Exercise requirements:
Copy every line that contains the string "机械设计" from the entries below.

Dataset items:
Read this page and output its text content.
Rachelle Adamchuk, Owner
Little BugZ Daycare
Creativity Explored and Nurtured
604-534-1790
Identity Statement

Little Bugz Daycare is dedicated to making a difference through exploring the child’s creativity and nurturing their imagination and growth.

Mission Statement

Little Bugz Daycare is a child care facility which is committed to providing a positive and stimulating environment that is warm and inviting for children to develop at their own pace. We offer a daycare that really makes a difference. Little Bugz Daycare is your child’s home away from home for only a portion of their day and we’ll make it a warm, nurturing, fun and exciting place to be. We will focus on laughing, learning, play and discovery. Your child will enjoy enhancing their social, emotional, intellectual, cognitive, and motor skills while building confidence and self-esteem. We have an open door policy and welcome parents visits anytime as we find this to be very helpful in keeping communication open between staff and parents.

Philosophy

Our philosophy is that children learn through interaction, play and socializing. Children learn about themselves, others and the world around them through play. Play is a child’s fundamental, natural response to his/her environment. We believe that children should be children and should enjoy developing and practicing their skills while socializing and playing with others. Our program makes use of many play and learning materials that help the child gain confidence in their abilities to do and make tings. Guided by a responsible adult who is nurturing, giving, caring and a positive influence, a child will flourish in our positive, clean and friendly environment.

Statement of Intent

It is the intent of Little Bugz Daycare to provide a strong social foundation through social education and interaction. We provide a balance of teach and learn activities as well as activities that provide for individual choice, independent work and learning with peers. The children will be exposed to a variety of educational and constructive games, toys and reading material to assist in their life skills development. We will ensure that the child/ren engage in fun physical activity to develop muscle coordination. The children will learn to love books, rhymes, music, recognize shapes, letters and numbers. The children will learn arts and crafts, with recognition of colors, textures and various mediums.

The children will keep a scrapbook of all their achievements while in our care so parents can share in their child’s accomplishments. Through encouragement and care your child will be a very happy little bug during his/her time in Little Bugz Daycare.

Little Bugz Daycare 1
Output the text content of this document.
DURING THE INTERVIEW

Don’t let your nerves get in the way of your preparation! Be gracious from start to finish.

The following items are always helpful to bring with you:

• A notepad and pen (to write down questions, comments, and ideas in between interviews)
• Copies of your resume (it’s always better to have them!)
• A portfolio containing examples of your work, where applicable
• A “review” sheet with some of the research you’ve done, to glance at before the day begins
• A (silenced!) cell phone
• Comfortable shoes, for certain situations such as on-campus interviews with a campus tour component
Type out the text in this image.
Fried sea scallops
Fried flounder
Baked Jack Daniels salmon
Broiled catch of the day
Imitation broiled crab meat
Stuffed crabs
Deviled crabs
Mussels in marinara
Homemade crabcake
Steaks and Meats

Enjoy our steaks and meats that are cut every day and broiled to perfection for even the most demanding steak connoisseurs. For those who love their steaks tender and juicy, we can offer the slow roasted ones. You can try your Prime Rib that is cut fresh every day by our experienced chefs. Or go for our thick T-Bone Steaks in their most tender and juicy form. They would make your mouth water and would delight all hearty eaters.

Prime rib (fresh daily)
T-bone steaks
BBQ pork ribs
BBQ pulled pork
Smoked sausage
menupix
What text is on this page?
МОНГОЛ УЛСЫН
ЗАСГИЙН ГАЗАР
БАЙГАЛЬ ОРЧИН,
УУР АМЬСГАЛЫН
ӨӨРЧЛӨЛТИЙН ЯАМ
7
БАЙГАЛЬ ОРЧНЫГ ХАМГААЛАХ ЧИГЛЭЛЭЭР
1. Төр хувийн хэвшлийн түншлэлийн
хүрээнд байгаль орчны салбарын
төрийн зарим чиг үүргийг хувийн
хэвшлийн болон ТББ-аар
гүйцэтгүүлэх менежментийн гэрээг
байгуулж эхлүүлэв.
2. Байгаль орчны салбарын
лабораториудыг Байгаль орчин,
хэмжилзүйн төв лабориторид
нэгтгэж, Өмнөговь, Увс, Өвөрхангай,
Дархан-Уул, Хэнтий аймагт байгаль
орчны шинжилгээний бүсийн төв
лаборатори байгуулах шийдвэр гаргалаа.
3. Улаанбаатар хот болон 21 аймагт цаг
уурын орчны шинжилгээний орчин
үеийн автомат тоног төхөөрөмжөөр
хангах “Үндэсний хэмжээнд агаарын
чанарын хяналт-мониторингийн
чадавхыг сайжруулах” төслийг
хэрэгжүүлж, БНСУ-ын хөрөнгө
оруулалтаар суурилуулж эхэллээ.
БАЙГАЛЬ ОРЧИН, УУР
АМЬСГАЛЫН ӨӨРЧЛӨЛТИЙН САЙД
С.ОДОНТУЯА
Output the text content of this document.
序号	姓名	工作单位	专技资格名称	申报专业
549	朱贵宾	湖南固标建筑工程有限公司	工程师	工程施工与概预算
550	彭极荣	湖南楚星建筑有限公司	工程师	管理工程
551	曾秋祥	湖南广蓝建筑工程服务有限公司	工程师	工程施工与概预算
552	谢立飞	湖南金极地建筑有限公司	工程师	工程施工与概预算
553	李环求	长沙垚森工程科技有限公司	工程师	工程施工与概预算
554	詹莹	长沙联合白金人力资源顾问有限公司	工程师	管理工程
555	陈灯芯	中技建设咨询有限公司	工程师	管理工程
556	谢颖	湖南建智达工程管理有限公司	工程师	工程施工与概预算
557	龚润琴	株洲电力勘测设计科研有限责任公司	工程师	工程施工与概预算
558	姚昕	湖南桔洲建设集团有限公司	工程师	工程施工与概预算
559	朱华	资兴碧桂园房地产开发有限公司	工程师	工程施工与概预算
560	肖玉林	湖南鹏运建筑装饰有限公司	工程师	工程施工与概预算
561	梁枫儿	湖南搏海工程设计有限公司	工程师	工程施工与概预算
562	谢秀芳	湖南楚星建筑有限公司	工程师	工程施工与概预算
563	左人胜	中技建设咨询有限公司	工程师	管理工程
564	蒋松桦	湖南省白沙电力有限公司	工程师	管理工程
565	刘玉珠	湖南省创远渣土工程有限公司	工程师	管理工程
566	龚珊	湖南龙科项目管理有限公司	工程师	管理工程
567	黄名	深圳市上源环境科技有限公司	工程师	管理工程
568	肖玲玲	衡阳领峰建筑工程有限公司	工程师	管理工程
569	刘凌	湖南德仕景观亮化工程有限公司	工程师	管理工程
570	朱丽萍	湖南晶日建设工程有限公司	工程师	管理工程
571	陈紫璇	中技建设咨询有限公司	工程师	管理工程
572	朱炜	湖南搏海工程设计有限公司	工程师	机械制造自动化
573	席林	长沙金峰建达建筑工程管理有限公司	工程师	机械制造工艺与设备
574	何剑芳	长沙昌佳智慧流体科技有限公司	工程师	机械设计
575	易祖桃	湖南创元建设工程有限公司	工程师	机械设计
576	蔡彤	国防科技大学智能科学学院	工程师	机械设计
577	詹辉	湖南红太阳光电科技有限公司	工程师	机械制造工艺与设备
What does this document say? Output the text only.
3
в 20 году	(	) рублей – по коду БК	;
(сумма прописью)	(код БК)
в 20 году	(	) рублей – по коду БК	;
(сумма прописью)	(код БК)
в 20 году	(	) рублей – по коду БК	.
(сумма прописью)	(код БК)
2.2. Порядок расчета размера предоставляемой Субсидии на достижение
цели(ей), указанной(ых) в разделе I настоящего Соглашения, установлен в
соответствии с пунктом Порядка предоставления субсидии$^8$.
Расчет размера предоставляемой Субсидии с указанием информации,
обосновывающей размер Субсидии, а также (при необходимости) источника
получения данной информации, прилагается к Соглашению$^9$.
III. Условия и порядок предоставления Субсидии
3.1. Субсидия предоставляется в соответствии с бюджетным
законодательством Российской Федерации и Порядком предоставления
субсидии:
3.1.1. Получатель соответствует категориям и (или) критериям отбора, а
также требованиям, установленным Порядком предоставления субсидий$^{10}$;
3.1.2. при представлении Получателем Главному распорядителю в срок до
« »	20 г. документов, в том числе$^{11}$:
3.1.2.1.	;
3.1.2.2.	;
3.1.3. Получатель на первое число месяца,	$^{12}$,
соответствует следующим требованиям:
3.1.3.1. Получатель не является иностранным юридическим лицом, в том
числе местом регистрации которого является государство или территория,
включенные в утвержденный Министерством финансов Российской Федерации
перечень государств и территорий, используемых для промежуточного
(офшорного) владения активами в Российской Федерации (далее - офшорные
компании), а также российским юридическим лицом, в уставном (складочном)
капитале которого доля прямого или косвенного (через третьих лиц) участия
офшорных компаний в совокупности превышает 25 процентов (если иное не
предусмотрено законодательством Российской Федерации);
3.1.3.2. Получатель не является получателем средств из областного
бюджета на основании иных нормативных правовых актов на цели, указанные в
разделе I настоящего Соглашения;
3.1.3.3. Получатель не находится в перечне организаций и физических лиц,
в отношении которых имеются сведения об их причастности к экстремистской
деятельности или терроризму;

Finished exercise:
574	何剑芳	长沙昌佳智慧流体科技有限公司	工程师	机械设计
575	易祖桃	湖南创元建设工程有限公司	工程师	机械设计
576	蔡彤	国防科技大学智能科学学院	工程师	机械设计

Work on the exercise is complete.